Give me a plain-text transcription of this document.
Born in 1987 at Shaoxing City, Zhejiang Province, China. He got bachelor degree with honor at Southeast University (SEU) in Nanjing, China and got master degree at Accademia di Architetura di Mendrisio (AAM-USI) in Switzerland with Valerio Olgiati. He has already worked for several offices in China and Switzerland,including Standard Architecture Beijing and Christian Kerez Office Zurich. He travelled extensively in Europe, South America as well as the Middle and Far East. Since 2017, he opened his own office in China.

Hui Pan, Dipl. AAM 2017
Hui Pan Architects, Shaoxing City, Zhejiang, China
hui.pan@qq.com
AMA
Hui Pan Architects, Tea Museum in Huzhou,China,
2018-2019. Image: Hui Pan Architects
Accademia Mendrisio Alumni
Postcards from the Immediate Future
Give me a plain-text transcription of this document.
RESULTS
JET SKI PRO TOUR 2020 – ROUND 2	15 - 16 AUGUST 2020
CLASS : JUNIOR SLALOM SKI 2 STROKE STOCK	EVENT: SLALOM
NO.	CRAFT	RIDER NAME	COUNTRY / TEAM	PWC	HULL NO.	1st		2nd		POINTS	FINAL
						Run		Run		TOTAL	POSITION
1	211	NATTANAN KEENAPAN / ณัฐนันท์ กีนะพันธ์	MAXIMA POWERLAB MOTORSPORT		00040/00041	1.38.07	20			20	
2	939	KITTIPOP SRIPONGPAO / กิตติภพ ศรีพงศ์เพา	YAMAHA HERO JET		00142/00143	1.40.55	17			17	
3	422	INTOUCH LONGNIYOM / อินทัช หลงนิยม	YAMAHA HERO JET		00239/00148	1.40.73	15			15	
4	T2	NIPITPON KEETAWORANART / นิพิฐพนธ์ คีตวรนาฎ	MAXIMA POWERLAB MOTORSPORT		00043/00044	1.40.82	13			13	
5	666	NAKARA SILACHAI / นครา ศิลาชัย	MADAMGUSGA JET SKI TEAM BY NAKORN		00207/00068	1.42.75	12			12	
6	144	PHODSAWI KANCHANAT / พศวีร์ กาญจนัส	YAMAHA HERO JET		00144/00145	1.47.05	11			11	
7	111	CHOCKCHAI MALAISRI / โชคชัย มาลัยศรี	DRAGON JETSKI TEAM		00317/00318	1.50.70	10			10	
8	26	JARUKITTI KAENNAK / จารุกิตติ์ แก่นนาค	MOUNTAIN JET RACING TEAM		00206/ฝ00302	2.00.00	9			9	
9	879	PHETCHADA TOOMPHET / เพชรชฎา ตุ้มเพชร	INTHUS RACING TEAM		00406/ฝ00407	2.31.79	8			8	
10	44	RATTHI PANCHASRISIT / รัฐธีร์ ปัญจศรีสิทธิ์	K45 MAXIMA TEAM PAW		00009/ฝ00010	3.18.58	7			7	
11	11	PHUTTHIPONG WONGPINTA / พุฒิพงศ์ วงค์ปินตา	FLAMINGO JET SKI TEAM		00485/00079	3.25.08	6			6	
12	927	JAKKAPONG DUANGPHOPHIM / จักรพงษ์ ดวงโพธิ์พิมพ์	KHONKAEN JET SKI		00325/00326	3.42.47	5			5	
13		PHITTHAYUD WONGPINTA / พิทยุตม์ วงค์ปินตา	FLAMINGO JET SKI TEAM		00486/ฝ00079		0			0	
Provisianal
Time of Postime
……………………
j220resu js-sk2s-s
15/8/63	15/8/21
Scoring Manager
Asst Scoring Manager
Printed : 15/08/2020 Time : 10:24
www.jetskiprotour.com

- [CHALLENGE]
Reproduce the material precisely, including every line.

- [SOLUTION TO THE EXERCISE]
Give me a plain-text transcription of this document.
Born in 1987 at Shaoxing City, Zhejiang Province, China. He got bachelor degree with honor at Southeast University (SEU) in Nanjing, China and got master degree at Accademia di Architetura di Mendrisio (AAM-USI) in Switzerland with Valerio Olgiati. He has already worked for several offices in China and Switzerland,including Standard Architecture Beijing and Christian Kerez Office Zurich. He travelled extensively in Europe, South America as well as the Middle and Far East. Since 2017, he opened his own office in China.

Hui Pan, Dipl. AAM 2017
Hui Pan Architects, Shaoxing City, Zhejiang, China
hui.pan@qq.com
AMA
Hui Pan Architects, Tea Museum in Huzhou,China,
2018-2019. Image: Hui Pan Architects
Accademia Mendrisio Alumni
Postcards from the Immediate Future
Give me a plain-text transcription of this document.
RESULTS
JET SKI PRO TOUR 2020 – ROUND 2	15 - 16 AUGUST 2020
CLASS : JUNIOR SLALOM SKI 2 STROKE STOCK	EVENT: SLALOM
NO.	CRAFT	RIDER NAME	COUNTRY / TEAM	PWC	HULL NO.	1st		2nd		POINTS	FINAL
						Run		Run		TOTAL	POSITION
1	211	NATTANAN KEENAPAN / ณัฐนันท์ กีนะพันธ์	MAXIMA POWERLAB MOTORSPORT		00040/00041	1.38.07	20			20	
2	939	KITTIPOP SRIPONGPAO / กิตติภพ ศรีพงศ์เพา	YAMAHA HERO JET		00142/00143	1.40.55	17			17	
3	422	INTOUCH LONGNIYOM / อินทัช หลงนิยม	YAMAHA HERO JET		00239/00148	1.40.73	15			15	
4	T2	NIPITPON KEETAWORANART / นิพิฐพนธ์ คีตวรนาฎ	MAXIMA POWERLAB MOTORSPORT		00043/00044	1.40.82	13			13	
5	666	NAKARA SILACHAI / นครา ศิลาชัย	MADAMGUSGA JET SKI TEAM BY NAKORN		00207/00068	1.42.75	12			12	
6	144	PHODSAWI KANCHANAT / พศวีร์ กาญจนัส	YAMAHA HERO JET		00144/00145	1.47.05	11			11	
7	111	CHOCKCHAI MALAISRI / โชคชัย มาลัยศรี	DRAGON JETSKI TEAM		00317/00318	1.50.70	10			10	
8	26	JARUKITTI KAENNAK / จารุกิตติ์ แก่นนาค	MOUNTAIN JET RACING TEAM		00206/ฝ00302	2.00.00	9			9	
9	879	PHETCHADA TOOMPHET / เพชรชฎา ตุ้มเพชร	INTHUS RACING TEAM		00406/ฝ00407	2.31.79	8			8	
10	44	RATTHI PANCHASRISIT / รัฐธีร์ ปัญจศรีสิทธิ์	K45 MAXIMA TEAM PAW		00009/ฝ00010	3.18.58	7			7	
11	11	PHUTTHIPONG WONGPINTA / พุฒิพงศ์ วงค์ปินตา	FLAMINGO JET SKI TEAM		00485/00079	3.25.08	6			6	
12	927	JAKKAPONG DUANGPHOPHIM / จักรพงษ์ ดวงโพธิ์พิมพ์	KHONKAEN JET SKI		00325/00326	3.42.47	5			5	
13		PHITTHAYUD WONGPINTA / พิทยุตม์ วงค์ปินตา	FLAMINGO JET SKI TEAM		00486/ฝ00079		0			0	
Provisianal
Time of Postime
……………………
j220resu js-sk2s-s
15/8/63	15/8/21
Scoring Manager
Asst Scoring Manager
Printed : 15/08/2020 Time : 10:24
www.jetskiprotour.com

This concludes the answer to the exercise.